*Exercise directions*: Please go through the records below and return every line holding the word "name".

*Source material*:
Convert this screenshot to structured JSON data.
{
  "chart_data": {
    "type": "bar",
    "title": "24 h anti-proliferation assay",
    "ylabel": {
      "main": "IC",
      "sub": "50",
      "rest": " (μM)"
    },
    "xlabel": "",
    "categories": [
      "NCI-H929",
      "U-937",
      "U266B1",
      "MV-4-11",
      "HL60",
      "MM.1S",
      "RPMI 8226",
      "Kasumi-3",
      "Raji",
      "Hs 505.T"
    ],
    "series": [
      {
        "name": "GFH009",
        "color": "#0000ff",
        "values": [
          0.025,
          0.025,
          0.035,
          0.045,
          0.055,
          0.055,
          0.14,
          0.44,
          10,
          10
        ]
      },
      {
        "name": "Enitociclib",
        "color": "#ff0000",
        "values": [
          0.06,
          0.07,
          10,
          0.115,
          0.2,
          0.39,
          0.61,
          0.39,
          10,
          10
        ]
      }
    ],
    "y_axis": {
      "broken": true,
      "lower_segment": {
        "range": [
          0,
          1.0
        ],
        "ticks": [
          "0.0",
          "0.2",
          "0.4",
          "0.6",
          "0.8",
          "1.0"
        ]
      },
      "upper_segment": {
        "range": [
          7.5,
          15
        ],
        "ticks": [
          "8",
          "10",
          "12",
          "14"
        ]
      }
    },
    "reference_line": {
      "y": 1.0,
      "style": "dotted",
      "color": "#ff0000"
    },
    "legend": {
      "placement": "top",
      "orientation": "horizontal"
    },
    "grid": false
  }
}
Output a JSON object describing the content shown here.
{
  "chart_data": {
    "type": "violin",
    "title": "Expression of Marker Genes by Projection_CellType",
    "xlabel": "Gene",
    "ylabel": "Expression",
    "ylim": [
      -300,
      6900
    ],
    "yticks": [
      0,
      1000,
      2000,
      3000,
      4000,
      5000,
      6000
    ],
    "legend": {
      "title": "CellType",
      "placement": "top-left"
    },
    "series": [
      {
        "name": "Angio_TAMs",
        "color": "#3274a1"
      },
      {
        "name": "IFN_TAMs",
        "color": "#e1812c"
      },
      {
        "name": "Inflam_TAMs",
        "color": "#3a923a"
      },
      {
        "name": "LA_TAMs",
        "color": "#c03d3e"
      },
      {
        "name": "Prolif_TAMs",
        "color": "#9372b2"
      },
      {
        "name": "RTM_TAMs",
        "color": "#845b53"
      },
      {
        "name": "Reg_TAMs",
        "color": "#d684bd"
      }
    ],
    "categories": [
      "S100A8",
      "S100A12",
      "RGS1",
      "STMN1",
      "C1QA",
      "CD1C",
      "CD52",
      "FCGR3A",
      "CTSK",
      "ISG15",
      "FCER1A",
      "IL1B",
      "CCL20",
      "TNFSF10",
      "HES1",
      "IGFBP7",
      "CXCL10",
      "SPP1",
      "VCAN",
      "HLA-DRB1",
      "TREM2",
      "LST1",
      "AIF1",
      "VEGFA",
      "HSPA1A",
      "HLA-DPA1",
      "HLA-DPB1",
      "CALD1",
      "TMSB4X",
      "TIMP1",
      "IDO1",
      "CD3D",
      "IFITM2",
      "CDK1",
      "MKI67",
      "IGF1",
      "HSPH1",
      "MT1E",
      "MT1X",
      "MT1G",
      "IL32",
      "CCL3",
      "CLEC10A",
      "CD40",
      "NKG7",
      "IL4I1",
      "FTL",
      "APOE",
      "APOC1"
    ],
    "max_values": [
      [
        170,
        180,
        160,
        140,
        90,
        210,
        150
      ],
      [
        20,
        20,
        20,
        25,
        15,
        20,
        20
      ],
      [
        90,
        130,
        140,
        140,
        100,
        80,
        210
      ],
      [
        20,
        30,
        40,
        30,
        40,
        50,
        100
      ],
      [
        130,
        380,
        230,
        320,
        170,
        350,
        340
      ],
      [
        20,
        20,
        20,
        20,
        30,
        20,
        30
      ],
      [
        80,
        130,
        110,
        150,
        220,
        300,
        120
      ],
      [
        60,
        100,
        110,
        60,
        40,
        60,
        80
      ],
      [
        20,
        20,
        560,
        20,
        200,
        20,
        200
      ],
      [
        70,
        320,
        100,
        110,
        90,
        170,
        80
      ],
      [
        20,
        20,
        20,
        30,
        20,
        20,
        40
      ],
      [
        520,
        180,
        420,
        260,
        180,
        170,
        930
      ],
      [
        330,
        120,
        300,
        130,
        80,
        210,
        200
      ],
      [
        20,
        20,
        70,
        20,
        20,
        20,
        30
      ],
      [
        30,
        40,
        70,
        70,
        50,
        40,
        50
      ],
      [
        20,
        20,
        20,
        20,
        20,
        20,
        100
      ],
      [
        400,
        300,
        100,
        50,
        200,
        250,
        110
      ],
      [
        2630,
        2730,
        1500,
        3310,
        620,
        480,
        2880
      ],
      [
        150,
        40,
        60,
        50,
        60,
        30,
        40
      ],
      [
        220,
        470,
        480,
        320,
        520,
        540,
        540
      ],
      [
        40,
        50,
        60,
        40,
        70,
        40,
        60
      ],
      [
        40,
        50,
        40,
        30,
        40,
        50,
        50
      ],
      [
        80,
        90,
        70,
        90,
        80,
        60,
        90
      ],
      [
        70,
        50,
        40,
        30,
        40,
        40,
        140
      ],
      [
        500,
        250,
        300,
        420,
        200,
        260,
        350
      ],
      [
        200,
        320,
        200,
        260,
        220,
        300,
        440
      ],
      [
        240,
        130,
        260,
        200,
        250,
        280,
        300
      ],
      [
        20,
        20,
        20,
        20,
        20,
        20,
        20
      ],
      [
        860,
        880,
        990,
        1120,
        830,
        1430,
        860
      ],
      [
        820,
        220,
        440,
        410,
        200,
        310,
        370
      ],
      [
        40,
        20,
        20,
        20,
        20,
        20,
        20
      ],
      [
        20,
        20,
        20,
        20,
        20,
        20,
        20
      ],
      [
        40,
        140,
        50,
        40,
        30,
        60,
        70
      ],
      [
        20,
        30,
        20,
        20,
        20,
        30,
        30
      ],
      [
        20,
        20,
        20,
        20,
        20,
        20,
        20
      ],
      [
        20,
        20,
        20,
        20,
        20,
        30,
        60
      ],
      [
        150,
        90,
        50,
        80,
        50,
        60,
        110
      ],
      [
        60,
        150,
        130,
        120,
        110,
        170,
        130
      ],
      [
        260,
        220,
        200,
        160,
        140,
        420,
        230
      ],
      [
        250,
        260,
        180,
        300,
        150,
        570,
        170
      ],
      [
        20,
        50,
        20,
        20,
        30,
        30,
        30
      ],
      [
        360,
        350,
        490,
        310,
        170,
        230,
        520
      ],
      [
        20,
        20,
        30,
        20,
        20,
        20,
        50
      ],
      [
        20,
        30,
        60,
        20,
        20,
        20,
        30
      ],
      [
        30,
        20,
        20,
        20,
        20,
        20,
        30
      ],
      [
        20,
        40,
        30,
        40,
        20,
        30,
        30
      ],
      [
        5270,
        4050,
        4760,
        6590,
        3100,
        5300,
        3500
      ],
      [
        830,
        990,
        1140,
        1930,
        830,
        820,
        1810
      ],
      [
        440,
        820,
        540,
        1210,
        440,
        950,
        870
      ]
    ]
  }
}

*Task output*:
        "name": "GFH009",
        "name": "Enitociclib",
        "name": "Angio_TAMs",
        "name": "IFN_TAMs",
        "name": "Inflam_TAMs",
        "name": "LA_TAMs",
        "name": "Prolif_TAMs",
        "name": "RTM_TAMs",
        "name": "Reg_TAMs",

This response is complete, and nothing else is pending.